**Written task:** Write out the complete material exactly as it stands.

Collection entries
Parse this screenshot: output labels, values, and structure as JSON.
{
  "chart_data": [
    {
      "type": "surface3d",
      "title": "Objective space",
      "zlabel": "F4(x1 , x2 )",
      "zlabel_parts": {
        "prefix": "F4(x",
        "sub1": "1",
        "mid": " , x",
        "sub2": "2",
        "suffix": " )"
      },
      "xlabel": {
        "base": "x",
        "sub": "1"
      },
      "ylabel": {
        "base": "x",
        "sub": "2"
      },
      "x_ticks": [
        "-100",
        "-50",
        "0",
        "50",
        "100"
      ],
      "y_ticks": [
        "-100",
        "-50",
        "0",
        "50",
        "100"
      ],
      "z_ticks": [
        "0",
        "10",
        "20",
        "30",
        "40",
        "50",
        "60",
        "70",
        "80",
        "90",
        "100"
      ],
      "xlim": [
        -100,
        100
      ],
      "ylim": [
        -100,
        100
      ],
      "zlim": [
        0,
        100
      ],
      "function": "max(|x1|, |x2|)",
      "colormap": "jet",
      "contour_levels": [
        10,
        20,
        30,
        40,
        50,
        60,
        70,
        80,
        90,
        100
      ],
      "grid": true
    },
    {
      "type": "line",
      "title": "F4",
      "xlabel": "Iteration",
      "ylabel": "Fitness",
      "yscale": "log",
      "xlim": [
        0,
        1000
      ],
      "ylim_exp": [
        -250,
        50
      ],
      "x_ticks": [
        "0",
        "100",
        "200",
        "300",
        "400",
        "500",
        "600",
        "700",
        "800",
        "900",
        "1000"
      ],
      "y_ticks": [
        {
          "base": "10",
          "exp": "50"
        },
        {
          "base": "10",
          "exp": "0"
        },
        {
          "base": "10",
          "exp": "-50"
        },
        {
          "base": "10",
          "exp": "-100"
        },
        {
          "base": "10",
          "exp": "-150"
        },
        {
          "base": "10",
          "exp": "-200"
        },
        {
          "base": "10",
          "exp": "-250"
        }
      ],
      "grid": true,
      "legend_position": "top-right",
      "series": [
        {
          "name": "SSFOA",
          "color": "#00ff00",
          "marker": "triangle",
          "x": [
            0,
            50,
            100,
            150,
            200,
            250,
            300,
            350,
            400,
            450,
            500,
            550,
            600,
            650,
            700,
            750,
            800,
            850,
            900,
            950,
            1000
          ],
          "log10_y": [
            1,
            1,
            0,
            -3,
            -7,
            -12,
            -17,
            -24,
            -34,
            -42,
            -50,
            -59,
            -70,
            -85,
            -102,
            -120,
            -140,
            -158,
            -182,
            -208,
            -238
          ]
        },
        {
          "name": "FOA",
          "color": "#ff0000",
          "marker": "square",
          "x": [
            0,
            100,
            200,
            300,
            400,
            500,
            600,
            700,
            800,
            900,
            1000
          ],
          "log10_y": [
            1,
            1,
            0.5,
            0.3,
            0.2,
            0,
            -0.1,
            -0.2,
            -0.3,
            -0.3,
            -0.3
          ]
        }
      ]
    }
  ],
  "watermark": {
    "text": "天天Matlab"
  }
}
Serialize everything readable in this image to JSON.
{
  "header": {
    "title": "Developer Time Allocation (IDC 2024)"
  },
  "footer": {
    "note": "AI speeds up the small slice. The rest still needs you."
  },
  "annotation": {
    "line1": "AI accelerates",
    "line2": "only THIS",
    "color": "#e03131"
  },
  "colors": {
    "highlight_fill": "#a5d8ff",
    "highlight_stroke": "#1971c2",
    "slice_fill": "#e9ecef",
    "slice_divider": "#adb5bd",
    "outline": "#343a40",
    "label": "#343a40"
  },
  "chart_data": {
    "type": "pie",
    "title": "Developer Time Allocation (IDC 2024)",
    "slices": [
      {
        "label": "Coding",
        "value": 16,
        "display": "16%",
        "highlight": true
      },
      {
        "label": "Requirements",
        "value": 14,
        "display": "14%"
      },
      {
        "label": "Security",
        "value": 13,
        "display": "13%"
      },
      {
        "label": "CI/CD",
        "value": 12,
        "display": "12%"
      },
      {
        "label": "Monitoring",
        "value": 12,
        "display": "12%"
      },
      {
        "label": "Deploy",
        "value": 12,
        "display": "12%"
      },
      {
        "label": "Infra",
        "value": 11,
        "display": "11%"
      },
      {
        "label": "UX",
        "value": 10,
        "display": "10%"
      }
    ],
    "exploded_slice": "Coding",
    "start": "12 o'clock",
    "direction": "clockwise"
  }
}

**Task response:**
Parse this screenshot: output labels, values, and structure as JSON.
{
  "chart_data": [
    {
      "type": "surface3d",
      "title": "Objective space",
      "zlabel": "F4(x1 , x2 )",
      "zlabel_parts": {
        "prefix": "F4(x",
        "sub1": "1",
        "mid": " , x",
        "sub2": "2",
        "suffix": " )"
      },
      "xlabel": {
        "base": "x",
        "sub": "1"
      },
      "ylabel": {
        "base": "x",
        "sub": "2"
      },
      "x_ticks": [
        "-100",
        "-50",
        "0",
        "50",
        "100"
      ],
      "y_ticks": [
        "-100",
        "-50",
        "0",
        "50",
        "100"
      ],
      "z_ticks": [
        "0",
        "10",
        "20",
        "30",
        "40",
        "50",
        "60",
        "70",
        "80",
        "90",
        "100"
      ],
      "xlim": [
        -100,
        100
      ],
      "ylim": [
        -100,
        100
      ],
      "zlim": [
        0,
        100
      ],
      "function": "max(|x1|, |x2|)",
      "colormap": "jet",
      "contour_levels": [
        10,
        20,
        30,
        40,
        50,
        60,
        70,
        80,
        90,
        100
      ],
      "grid": true
    },
    {
      "type": "line",
      "title": "F4",
      "xlabel": "Iteration",
      "ylabel": "Fitness",
      "yscale": "log",
      "xlim": [
        0,
        1000
      ],
      "ylim_exp": [
        -250,
        50
      ],
      "x_ticks": [
        "0",
        "100",
        "200",
        "300",
        "400",
        "500",
        "600",
        "700",
        "800",
        "900",
        "1000"
      ],
      "y_ticks": [
        {
          "base": "10",
          "exp": "50"
        },
        {
          "base": "10",
          "exp": "0"
        },
        {
          "base": "10",
          "exp": "-50"
        },
        {
          "base": "10",
          "exp": "-100"
        },
        {
          "base": "10",
          "exp": "-150"
        },
        {
          "base": "10",
          "exp": "-200"
        },
        {
          "base": "10",
          "exp": "-250"
        }
      ],
      "grid": true,
      "legend_position": "top-right",
      "series": [
        {
          "name": "SSFOA",
          "color": "#00ff00",
          "marker": "triangle",
          "x": [
            0,
            50,
            100,
            150,
            200,
            250,
            300,
            350,
            400,
            450,
            500,
            550,
            600,
            650,
            700,
            750,
            800,
            850,
            900,
            950,
            1000
          ],
          "log10_y": [
            1,
            1,
            0,
            -3,
            -7,
            -12,
            -17,
            -24,
            -34,
            -42,
            -50,
            -59,
            -70,
            -85,
            -102,
            -120,
            -140,
            -158,
            -182,
            -208,
            -238
          ]
        },
        {
          "name": "FOA",
          "color": "#ff0000",
          "marker": "square",
          "x": [
            0,
            100,
            200,
            300,
            400,
            500,
            600,
            700,
            800,
            900,
            1000
          ],
          "log10_y": [
            1,
            1,
            0.5,
            0.3,
            0.2,
            0,
            -0.1,
            -0.2,
            -0.3,
            -0.3,
            -0.3
          ]
        }
      ]
    }
  ],
  "watermark": {
    "text": "天天Matlab"
  }
}
Serialize everything readable in this image to JSON.
{
  "header": {
    "title": "Developer Time Allocation (IDC 2024)"
  },
  "footer": {
    "note": "AI speeds up the small slice. The rest still needs you."
  },
  "annotation": {
    "line1": "AI accelerates",
    "line2": "only THIS",
    "color": "#e03131"
  },
  "colors": {
    "highlight_fill": "#a5d8ff",
    "highlight_stroke": "#1971c2",
    "slice_fill": "#e9ecef",
    "slice_divider": "#adb5bd",
    "outline": "#343a40",
    "label": "#343a40"
  },
  "chart_data": {
    "type": "pie",
    "title": "Developer Time Allocation (IDC 2024)",
    "slices": [
      {
        "label": "Coding",
        "value": 16,
        "display": "16%",
        "highlight": true
      },
      {
        "label": "Requirements",
        "value": 14,
        "display": "14%"
      },
      {
        "label": "Security",
        "value": 13,
        "display": "13%"
      },
      {
        "label": "CI/CD",
        "value": 12,
        "display": "12%"
      },
      {
        "label": "Monitoring",
        "value": 12,
        "display": "12%"
      },
      {
        "label": "Deploy",
        "value": 12,
        "display": "12%"
      },
      {
        "label": "Infra",
        "value": 11,
        "display": "11%"
      },
      {
        "label": "UX",
        "value": 10,
        "display": "10%"
      }
    ],
    "exploded_slice": "Coding",
    "start": "12 o'clock",
    "direction": "clockwise"
  }
}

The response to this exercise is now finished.